ENTRIES SUPPLIED ::
-- BEGIN --

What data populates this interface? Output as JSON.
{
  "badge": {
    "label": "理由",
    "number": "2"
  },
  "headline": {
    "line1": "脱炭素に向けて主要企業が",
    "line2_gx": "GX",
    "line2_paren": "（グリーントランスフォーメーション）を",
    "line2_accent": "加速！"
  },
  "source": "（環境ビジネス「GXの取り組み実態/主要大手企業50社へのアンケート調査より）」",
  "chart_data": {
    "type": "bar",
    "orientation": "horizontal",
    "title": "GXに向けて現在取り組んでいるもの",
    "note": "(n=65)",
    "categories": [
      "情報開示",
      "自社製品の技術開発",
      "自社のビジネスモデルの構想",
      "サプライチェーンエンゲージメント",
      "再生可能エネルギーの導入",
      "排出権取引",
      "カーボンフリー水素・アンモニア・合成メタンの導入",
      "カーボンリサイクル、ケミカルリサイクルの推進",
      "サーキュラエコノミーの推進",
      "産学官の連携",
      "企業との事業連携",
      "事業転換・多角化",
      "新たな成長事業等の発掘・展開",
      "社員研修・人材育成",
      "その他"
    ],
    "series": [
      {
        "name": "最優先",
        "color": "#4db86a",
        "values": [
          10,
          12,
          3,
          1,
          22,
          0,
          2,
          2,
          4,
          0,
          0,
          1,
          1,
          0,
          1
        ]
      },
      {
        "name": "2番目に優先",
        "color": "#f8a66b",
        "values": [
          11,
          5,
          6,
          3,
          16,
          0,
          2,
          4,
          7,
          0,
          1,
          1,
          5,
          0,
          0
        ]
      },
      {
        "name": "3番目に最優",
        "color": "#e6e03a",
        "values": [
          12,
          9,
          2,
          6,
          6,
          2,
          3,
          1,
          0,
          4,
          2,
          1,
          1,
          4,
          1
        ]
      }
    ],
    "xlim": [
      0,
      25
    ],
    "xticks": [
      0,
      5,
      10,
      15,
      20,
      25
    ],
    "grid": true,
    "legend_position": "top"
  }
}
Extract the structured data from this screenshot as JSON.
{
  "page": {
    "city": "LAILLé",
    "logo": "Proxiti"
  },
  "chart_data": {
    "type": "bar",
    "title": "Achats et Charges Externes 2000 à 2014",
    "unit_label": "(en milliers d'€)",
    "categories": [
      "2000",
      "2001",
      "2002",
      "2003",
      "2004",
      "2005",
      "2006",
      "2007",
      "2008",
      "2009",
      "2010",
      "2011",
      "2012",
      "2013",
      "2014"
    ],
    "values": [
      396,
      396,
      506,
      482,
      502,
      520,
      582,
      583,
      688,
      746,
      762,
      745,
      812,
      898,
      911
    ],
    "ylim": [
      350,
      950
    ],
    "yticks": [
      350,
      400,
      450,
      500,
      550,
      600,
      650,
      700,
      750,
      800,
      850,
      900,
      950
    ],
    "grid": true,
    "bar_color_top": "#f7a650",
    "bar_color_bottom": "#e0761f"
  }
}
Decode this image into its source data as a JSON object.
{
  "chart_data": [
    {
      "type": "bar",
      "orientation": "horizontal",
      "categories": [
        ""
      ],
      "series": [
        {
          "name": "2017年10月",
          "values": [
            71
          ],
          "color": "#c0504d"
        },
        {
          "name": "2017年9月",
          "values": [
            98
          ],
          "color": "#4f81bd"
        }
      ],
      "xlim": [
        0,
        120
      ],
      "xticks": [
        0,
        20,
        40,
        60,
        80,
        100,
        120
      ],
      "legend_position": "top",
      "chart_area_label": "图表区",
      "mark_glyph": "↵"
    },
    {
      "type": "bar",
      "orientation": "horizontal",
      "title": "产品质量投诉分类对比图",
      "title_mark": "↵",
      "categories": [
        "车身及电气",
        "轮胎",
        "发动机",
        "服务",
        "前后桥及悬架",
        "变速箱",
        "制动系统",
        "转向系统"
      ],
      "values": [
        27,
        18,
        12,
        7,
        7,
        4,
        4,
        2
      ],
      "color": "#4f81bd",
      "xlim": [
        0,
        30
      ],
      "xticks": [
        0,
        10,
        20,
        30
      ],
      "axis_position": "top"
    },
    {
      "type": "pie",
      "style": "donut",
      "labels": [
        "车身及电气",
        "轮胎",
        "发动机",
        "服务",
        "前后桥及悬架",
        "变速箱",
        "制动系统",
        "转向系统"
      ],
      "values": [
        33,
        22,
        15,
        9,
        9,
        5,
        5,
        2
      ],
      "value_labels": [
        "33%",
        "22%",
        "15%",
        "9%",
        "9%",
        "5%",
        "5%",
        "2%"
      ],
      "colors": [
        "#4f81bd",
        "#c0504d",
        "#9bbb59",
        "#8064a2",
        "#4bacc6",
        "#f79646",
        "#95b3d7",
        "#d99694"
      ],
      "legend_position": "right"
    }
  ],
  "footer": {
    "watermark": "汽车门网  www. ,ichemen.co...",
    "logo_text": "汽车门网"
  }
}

-- END --

DIRECTION :: Every line holding "this" should be copied out.

ANSWER TO THE PROBLEM ::
What data populates this interface? Output as JSON.
Extract the structured data from this screenshot as JSON.
Decode this image into its source data as a JSON object.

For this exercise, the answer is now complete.